Place the lines from the line containing "Patent image size: (1008, 378)." up to and including the line containing "The section line 8- 8 is at (50, 215)." into a numbered list, omitting any blank lines.

Saved data entries:
┄┄┄┄┄┄┄┄┄┄┄┄┄┄┄┄┄┄┄┄

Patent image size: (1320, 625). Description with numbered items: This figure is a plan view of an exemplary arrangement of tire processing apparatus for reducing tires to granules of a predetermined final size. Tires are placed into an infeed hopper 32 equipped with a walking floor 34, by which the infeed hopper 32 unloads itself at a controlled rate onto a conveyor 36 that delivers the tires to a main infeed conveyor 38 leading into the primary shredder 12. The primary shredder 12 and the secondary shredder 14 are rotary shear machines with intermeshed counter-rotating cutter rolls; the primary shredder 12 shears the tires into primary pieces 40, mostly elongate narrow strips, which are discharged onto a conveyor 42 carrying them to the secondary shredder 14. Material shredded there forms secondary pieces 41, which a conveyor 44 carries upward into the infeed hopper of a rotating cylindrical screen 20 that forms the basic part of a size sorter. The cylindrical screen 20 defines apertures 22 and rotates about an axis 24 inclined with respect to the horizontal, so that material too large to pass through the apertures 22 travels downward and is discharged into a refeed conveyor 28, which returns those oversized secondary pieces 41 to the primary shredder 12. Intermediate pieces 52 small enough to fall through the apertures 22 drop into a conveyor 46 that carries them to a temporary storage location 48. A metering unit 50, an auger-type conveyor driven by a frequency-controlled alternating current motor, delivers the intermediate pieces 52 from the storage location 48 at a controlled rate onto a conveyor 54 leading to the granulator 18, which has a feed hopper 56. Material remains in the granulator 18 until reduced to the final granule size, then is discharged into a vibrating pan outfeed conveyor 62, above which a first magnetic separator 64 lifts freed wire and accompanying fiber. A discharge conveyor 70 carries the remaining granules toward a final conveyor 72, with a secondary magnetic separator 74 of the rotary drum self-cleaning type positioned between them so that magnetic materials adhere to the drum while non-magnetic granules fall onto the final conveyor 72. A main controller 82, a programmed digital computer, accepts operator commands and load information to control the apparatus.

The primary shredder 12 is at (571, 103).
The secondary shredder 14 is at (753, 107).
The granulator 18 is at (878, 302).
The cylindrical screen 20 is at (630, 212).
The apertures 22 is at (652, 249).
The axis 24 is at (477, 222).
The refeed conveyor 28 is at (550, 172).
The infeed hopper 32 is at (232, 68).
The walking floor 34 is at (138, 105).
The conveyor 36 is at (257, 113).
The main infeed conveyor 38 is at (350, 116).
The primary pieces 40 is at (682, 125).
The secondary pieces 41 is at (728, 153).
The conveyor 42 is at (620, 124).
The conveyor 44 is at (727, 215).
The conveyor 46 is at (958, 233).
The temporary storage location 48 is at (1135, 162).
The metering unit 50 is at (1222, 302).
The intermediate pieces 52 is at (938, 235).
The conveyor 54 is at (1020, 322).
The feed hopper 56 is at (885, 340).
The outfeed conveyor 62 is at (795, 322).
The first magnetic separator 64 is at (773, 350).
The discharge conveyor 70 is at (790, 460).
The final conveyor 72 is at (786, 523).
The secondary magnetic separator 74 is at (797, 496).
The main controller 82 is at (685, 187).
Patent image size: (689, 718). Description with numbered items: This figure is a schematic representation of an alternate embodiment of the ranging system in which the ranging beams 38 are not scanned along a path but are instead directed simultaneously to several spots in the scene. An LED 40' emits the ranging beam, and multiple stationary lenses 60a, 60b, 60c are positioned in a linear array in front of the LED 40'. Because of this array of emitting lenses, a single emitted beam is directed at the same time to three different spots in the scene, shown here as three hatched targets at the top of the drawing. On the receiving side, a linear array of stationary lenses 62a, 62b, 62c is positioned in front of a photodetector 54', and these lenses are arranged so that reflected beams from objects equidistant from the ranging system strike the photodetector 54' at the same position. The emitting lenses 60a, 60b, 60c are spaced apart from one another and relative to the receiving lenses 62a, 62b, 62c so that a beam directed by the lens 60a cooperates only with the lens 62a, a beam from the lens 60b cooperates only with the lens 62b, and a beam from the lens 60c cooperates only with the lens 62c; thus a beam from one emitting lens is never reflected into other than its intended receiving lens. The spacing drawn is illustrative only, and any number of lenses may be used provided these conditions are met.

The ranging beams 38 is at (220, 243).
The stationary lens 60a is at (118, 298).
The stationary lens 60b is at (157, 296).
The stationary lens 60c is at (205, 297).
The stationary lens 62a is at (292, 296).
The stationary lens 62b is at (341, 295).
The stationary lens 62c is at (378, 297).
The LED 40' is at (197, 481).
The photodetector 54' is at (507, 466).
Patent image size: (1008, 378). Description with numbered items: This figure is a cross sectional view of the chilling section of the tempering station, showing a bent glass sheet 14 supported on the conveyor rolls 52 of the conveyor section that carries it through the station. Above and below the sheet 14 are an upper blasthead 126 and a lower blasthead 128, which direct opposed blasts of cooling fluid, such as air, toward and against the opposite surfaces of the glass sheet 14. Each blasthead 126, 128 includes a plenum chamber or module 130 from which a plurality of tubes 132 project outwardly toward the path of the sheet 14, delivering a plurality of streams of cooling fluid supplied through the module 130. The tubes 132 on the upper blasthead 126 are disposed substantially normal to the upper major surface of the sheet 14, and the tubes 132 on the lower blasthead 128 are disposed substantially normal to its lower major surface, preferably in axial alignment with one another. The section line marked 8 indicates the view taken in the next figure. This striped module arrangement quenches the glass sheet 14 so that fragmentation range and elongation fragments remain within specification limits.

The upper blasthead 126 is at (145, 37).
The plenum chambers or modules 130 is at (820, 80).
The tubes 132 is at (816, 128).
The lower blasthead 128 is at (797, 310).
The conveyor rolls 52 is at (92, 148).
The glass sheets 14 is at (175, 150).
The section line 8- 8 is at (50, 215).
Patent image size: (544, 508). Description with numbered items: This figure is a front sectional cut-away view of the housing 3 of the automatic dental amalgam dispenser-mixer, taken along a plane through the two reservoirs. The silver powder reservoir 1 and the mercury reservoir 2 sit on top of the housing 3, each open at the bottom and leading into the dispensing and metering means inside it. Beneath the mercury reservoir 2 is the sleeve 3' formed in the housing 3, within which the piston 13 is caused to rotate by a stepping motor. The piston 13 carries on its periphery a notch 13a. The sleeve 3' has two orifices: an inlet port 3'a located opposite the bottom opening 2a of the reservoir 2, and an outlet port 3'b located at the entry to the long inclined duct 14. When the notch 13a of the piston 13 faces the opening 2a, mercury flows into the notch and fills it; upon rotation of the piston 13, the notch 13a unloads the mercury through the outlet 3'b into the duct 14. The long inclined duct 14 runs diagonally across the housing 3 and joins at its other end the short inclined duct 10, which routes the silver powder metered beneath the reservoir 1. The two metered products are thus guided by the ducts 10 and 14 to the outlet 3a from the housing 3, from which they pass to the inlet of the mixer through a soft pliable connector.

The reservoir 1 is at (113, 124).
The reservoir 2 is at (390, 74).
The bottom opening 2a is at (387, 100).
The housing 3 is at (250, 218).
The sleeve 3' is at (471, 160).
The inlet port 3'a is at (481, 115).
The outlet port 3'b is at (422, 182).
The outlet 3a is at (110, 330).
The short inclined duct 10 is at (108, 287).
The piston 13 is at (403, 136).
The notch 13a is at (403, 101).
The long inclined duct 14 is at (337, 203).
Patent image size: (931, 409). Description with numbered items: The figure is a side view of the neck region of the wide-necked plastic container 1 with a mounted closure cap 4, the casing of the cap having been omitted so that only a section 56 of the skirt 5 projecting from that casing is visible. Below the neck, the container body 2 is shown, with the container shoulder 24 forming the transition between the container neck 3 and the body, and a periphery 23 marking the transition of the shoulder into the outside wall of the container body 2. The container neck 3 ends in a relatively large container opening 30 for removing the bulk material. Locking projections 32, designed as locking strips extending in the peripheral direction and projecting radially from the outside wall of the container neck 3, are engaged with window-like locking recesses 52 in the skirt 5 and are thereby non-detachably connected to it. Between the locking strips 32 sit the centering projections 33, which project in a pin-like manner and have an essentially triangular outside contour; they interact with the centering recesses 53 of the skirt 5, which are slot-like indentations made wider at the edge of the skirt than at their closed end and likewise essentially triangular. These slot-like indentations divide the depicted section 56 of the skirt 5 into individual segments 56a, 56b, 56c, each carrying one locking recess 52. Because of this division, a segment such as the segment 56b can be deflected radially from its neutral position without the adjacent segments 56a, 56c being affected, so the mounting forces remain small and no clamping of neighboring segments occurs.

┄┄┄┄┄┄┄┄┄┄┄┄┄┄┄┄┄┄┄┄

COMPLETE RESPONSE:
1. Patent image size: (1008, 378). Description with numbered items: This figure is a cross sectional view of the chilling section of the tempering station, showing a bent glass sheet 14 supported on the conveyor rolls 52 of the conveyor section that carries it through the station. Above and below the sheet 14 are an upper blasthead 126 and a lower blasthead 128, which direct opposed blasts of cooling fluid, such as air, toward and against the opposite surfaces of the glass sheet 14. Each blasthead 126, 128 includes a plenum chamber or module 130 from which a plurality of tubes 132 project outwardly toward the path of the sheet 14, delivering a plurality of streams of cooling fluid supplied through the module 130. The tubes 132 on the upper blasthead 126 are disposed substantially normal to the upper major surface of the sheet 14, and the tubes 132 on the lower blasthead 128 are disposed substantially normal to its lower major surface, preferably in axial alignment with one another. The section line marked 8 indicates the view taken in the next figure. This striped module arrangement quenches the glass sheet 14 so that fragmentation range and elongation fragments remain within specification limits.
2. The upper blasthead 126 is at (145, 37).
3. The plenum chambers or modules 130 is at (820, 80).
4. The tubes 132 is at (816, 128).
5. The lower blasthead 128 is at (797, 310).
6. The conveyor rolls 52 is at (92, 148).
7. The glass sheets 14 is at (175, 150).
8. The section line 8- 8 is at (50, 215).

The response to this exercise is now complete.